● **EXERCISE DETAILS**: Repeat all the records exactly, omitting pictures.

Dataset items
----
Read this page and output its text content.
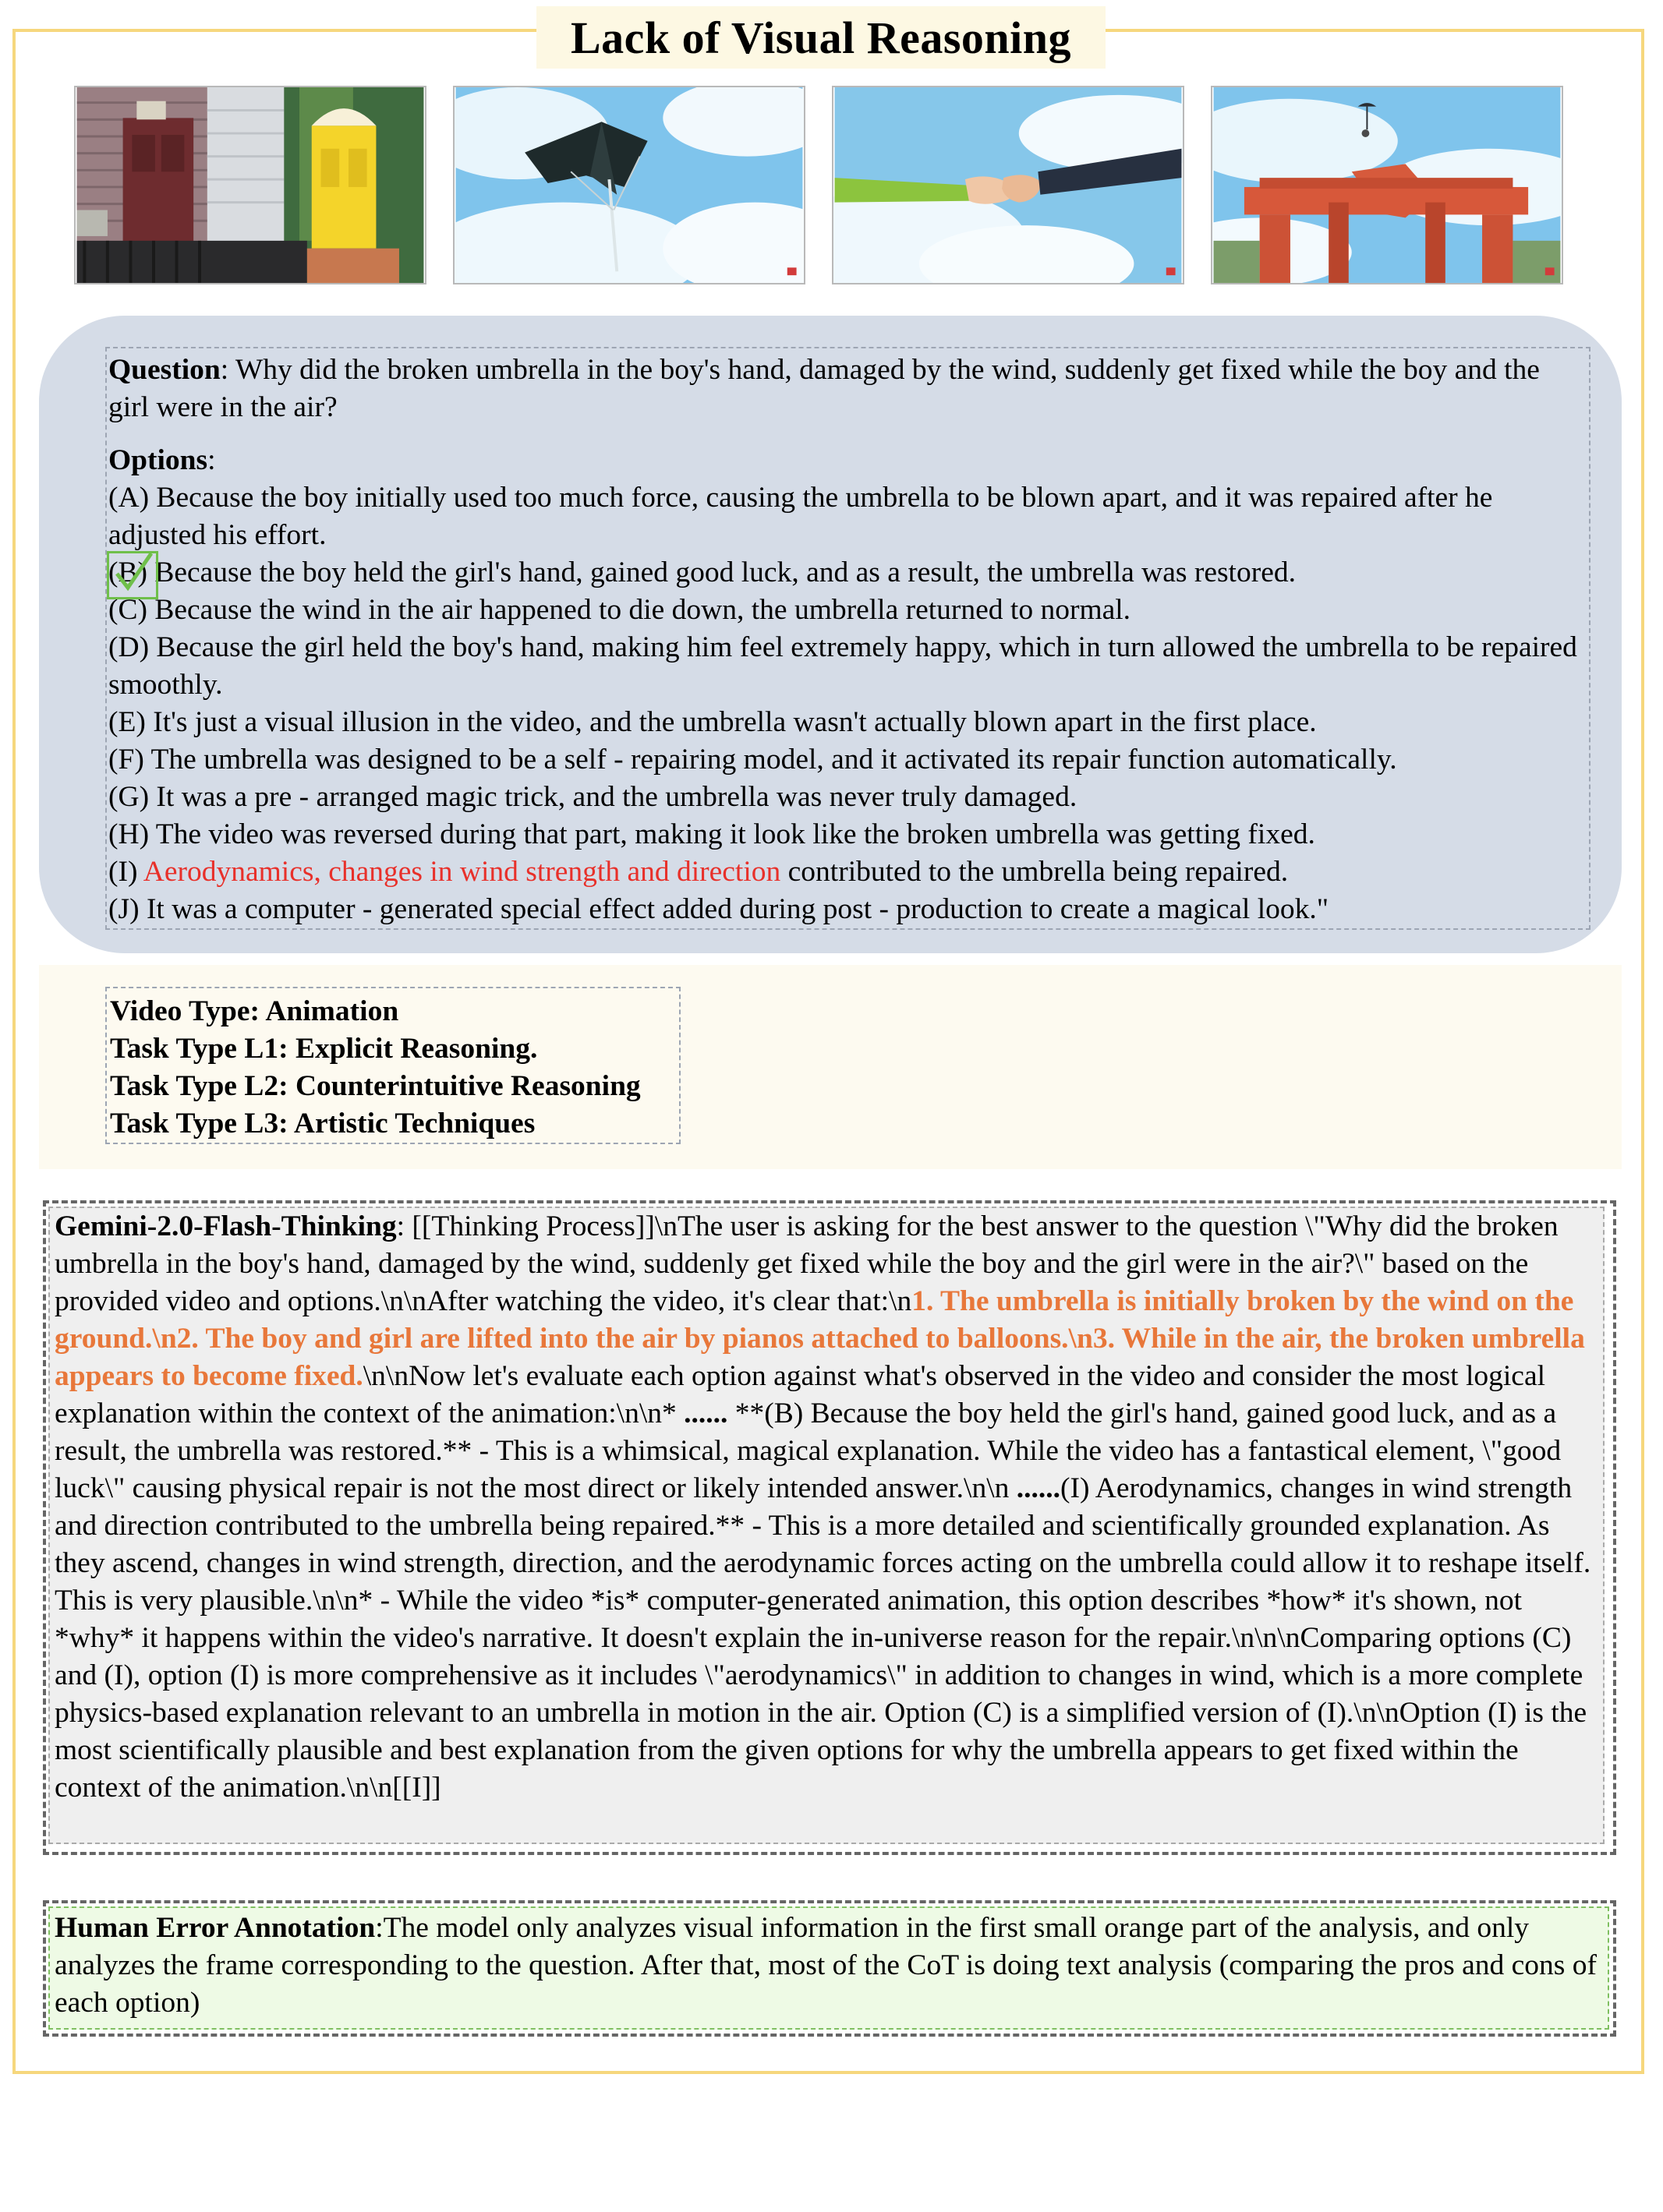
Lack of Visual Reasoning

Question: Why did the broken umbrella in the boy's hand, damaged by the wind, suddenly get fixed while the boy and the girl were in the air?

Options:

(A) Because the boy initially used too much force, causing the umbrella to be blown apart, and it was repaired after he adjusted his effort.

(B) Because the boy held the girl's hand, gained good luck, and as a result, the umbrella was restored.

(C) Because the wind in the air happened to die down, the umbrella returned to normal.

(D) Because the girl held the boy's hand, making him feel extremely happy, which in turn allowed the umbrella to be repaired smoothly.

(E) It's just a visual illusion in the video, and the umbrella wasn't actually blown apart in the first place.

(F) The umbrella was designed to be a self - repairing model, and it activated its repair function automatically.

(G) It was a pre - arranged magic trick, and the umbrella was never truly damaged.

(H) The video was reversed during that part, making it look like the broken umbrella was getting fixed.

(I) Aerodynamics, changes in wind strength and direction contributed to the umbrella being repaired.

(J) It was a computer - generated special effect added during post - production to create a magical look."

Video Type: Animation
Task Type L1: Explicit Reasoning.
Task Type L2: Counterintuitive Reasoning
Task Type L3: Artistic Techniques

Gemini-2.0-Flash-Thinking: [[Thinking Process]]\nThe user is asking for the best answer to the question \"Why did the broken umbrella in the boy's hand, damaged by the wind, suddenly get fixed while the boy and the girl were in the air?\" based on the provided video and options.\n\nAfter watching the video, it's clear that:\n1. The umbrella is initially broken by the wind on the ground.\n2. The boy and girl are lifted into the air by pianos attached to balloons.\n3. While in the air, the broken umbrella appears to become fixed.\n\nNow let's evaluate each option against what's observed in the video and consider the most logical explanation within the context of the animation:\n\n* ...... **(B) Because the boy held the girl's hand, gained good luck, and as a result, the umbrella was restored.** - This is a whimsical, magical explanation. While the video has a fantastical element, \"good luck\" causing physical repair is not the most direct or likely intended answer.\n\n ......(I) Aerodynamics, changes in wind strength and direction contributed to the umbrella being repaired.** - This is a more detailed and scientifically grounded explanation. As they ascend, changes in wind strength, direction, and the aerodynamic forces acting on the umbrella could allow it to reshape itself. This is very plausible.\n\n* - While the video *is* computer-generated animation, this option describes *how* it's shown, not *why* it happens within the video's narrative. It doesn't explain the in-universe reason for the repair.\n\n\nComparing options (C) and (I), option (I) is more comprehensive as it includes \"aerodynamics\" in addition to changes in wind, which is a more complete physics-based explanation relevant to an umbrella in motion in the air. Option (C) is a simplified version of (I).\n\nOption (I) is the most scientifically plausible and best explanation from the given options for why the umbrella appears to get fixed within the context of the animation.\n\n[[I]]

Human Error Annotation:The model only analyzes visual information in the first small orange part of the analysis, and only analyzes the frame corresponding to the question. After that, most of the CoT is doing text analysis (comparing the pros and cons of each option)
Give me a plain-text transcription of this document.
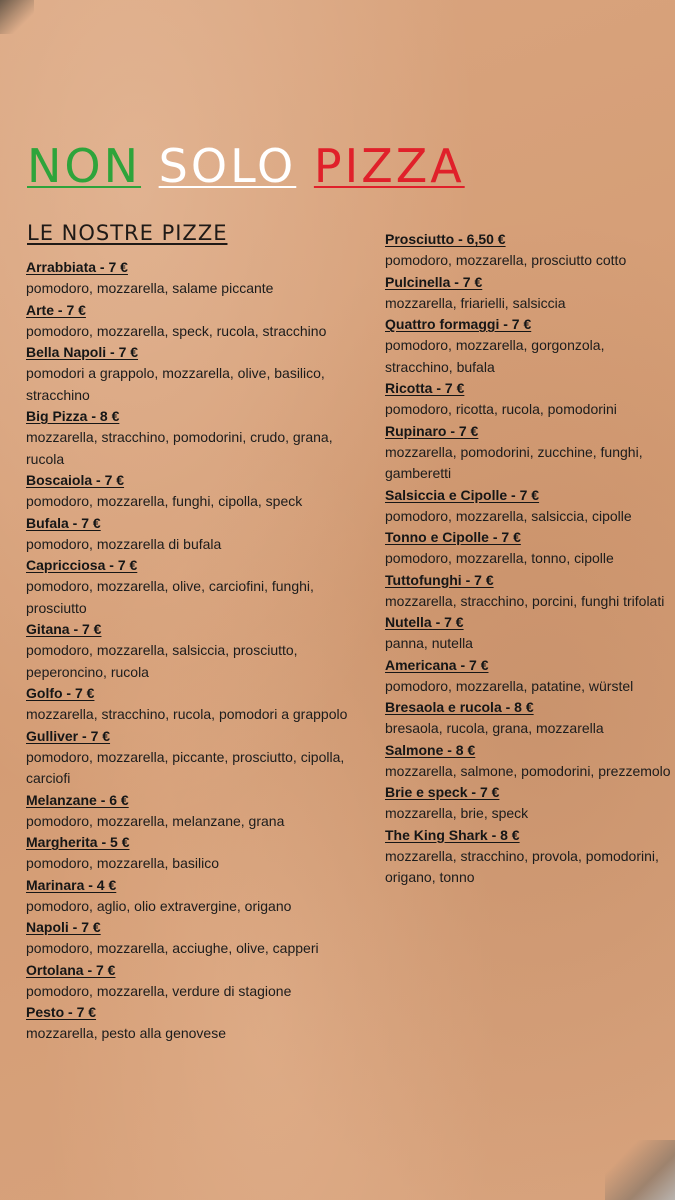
NON SOLO PIZZA
LE NOSTRE PIZZE
Arrabbiata - 7 €
pomodoro, mozzarella, salame piccante
Arte - 7 €
pomodoro, mozzarella, speck, rucola, stracchino
Bella Napoli - 7 €
pomodori a grappolo, mozzarella, olive, basilico, stracchino
Big Pizza - 8 €
mozzarella, stracchino, pomodorini, crudo, grana, rucola
Boscaiola - 7 €
pomodoro, mozzarella, funghi, cipolla, speck
Bufala - 7 €
pomodoro, mozzarella di bufala
Capricciosa - 7 €
pomodoro, mozzarella, olive, carciofini, funghi, prosciutto
Gitana - 7 €
pomodoro, mozzarella, salsiccia, prosciutto, peperoncino, rucola
Golfo - 7 €
mozzarella, stracchino, rucola, pomodori a grappolo
Gulliver - 7 €
pomodoro, mozzarella, piccante, prosciutto, cipolla, carciofi
Melanzane - 6 €
pomodoro, mozzarella, melanzane, grana
Margherita - 5 €
pomodoro, mozzarella, basilico
Marinara - 4 €
pomodoro, aglio, olio extravergine, origano
Napoli - 7 €
pomodoro, mozzarella, acciughe, olive, capperi
Ortolana - 7 €
pomodoro, mozzarella, verdure di stagione
Pesto - 7 €
mozzarella, pesto alla genovese
Prosciutto - 6,50 €
pomodoro, mozzarella, prosciutto cotto
Pulcinella - 7 €
mozzarella, friarielli, salsiccia
Quattro formaggi - 7 €
pomodoro, mozzarella, gorgonzola, stracchino, bufala
Ricotta - 7 €
pomodoro, ricotta, rucola, pomodorini
Rupinaro - 7 €
mozzarella, pomodorini, zucchine, funghi, gamberetti
Salsiccia e Cipolle - 7 €
pomodoro, mozzarella, salsiccia, cipolle
Tonno e Cipolle - 7 €
pomodoro, mozzarella, tonno, cipolle
Tuttofunghi - 7 €
mozzarella, stracchino, porcini, funghi trifolati
Nutella - 7 €
panna, nutella
Americana - 7 €
pomodoro, mozzarella, patatine, würstel
Bresaola e rucola - 8 €
bresaola, rucola, grana, mozzarella
Salmone - 8 €
mozzarella, salmone, pomodorini, prezzemolo
Brie e speck - 7 €
mozzarella, brie, speck
The King Shark - 8 €
mozzarella, stracchino, provola, pomodorini, origano, tonno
----
● **ANSWER FOR THE TASK**:
Read this page and output its text content.
Lack of Visual Reasoning

Question: Why did the broken umbrella in the boy's hand, damaged by the wind, suddenly get fixed while the boy and the girl were in the air?

Options:

(A) Because the boy initially used too much force, causing the umbrella to be blown apart, and it was repaired after he adjusted his effort.

(B) Because the boy held the girl's hand, gained good luck, and as a result, the umbrella was restored.

(C) Because the wind in the air happened to die down, the umbrella returned to normal.

(D) Because the girl held the boy's hand, making him feel extremely happy, which in turn allowed the umbrella to be repaired smoothly.

(E) It's just a visual illusion in the video, and the umbrella wasn't actually blown apart in the first place.

(F) The umbrella was designed to be a self - repairing model, and it activated its repair function automatically.

(G) It was a pre - arranged magic trick, and the umbrella was never truly damaged.

(H) The video was reversed during that part, making it look like the broken umbrella was getting fixed.

(I) Aerodynamics, changes in wind strength and direction contributed to the umbrella being repaired.

(J) It was a computer - generated special effect added during post - production to create a magical look."

Video Type: Animation
Task Type L1: Explicit Reasoning.
Task Type L2: Counterintuitive Reasoning
Task Type L3: Artistic Techniques

Gemini-2.0-Flash-Thinking: [[Thinking Process]]\nThe user is asking for the best answer to the question \"Why did the broken umbrella in the boy's hand, damaged by the wind, suddenly get fixed while the boy and the girl were in the air?\" based on the provided video and options.\n\nAfter watching the video, it's clear that:\n1. The umbrella is initially broken by the wind on the ground.\n2. The boy and girl are lifted into the air by pianos attached to balloons.\n3. While in the air, the broken umbrella appears to become fixed.\n\nNow let's evaluate each option against what's observed in the video and consider the most logical explanation within the context of the animation:\n\n* ...... **(B) Because the boy held the girl's hand, gained good luck, and as a result, the umbrella was restored.** - This is a whimsical, magical explanation. While the video has a fantastical element, \"good luck\" causing physical repair is not the most direct or likely intended answer.\n\n ......(I) Aerodynamics, changes in wind strength and direction contributed to the umbrella being repaired.** - This is a more detailed and scientifically grounded explanation. As they ascend, changes in wind strength, direction, and the aerodynamic forces acting on the umbrella could allow it to reshape itself. This is very plausible.\n\n* - While the video *is* computer-generated animation, this option describes *how* it's shown, not *why* it happens within the video's narrative. It doesn't explain the in-universe reason for the repair.\n\n\nComparing options (C) and (I), option (I) is more comprehensive as it includes \"aerodynamics\" in addition to changes in wind, which is a more complete physics-based explanation relevant to an umbrella in motion in the air. Option (C) is a simplified version of (I).\n\nOption (I) is the most scientifically plausible and best explanation from the given options for why the umbrella appears to get fixed within the context of the animation.\n\n[[I]]

Human Error Annotation:The model only analyzes visual information in the first small orange part of the analysis, and only analyzes the frame corresponding to the question. After that, most of the CoT is doing text analysis (comparing the pros and cons of each option)
Give me a plain-text transcription of this document.
NON SOLO PIZZA
LE NOSTRE PIZZE
Arrabbiata - 7 €
pomodoro, mozzarella, salame piccante
Arte - 7 €
pomodoro, mozzarella, speck, rucola, stracchino
Bella Napoli - 7 €
pomodori a grappolo, mozzarella, olive, basilico, stracchino
Big Pizza - 8 €
mozzarella, stracchino, pomodorini, crudo, grana, rucola
Boscaiola - 7 €
pomodoro, mozzarella, funghi, cipolla, speck
Bufala - 7 €
pomodoro, mozzarella di bufala
Capricciosa - 7 €
pomodoro, mozzarella, olive, carciofini, funghi, prosciutto
Gitana - 7 €
pomodoro, mozzarella, salsiccia, prosciutto, peperoncino, rucola
Golfo - 7 €
mozzarella, stracchino, rucola, pomodori a grappolo
Gulliver - 7 €
pomodoro, mozzarella, piccante, prosciutto, cipolla, carciofi
Melanzane - 6 €
pomodoro, mozzarella, melanzane, grana
Margherita - 5 €
pomodoro, mozzarella, basilico
Marinara - 4 €
pomodoro, aglio, olio extravergine, origano
Napoli - 7 €
pomodoro, mozzarella, acciughe, olive, capperi
Ortolana - 7 €
pomodoro, mozzarella, verdure di stagione
Pesto - 7 €
mozzarella, pesto alla genovese
Prosciutto - 6,50 €
pomodoro, mozzarella, prosciutto cotto
Pulcinella - 7 €
mozzarella, friarielli, salsiccia
Quattro formaggi - 7 €
pomodoro, mozzarella, gorgonzola, stracchino, bufala
Ricotta - 7 €
pomodoro, ricotta, rucola, pomodorini
Rupinaro - 7 €
mozzarella, pomodorini, zucchine, funghi, gamberetti
Salsiccia e Cipolle - 7 €
pomodoro, mozzarella, salsiccia, cipolle
Tonno e Cipolle - 7 €
pomodoro, mozzarella, tonno, cipolle
Tuttofunghi - 7 €
mozzarella, stracchino, porcini, funghi trifolati
Nutella - 7 €
panna, nutella
Americana - 7 €
pomodoro, mozzarella, patatine, würstel
Bresaola e rucola - 8 €
bresaola, rucola, grana, mozzarella
Salmone - 8 €
mozzarella, salmone, pomodorini, prezzemolo
Brie e speck - 7 €
mozzarella, brie, speck
The King Shark - 8 €
mozzarella, stracchino, provola, pomodorini, origano, tonno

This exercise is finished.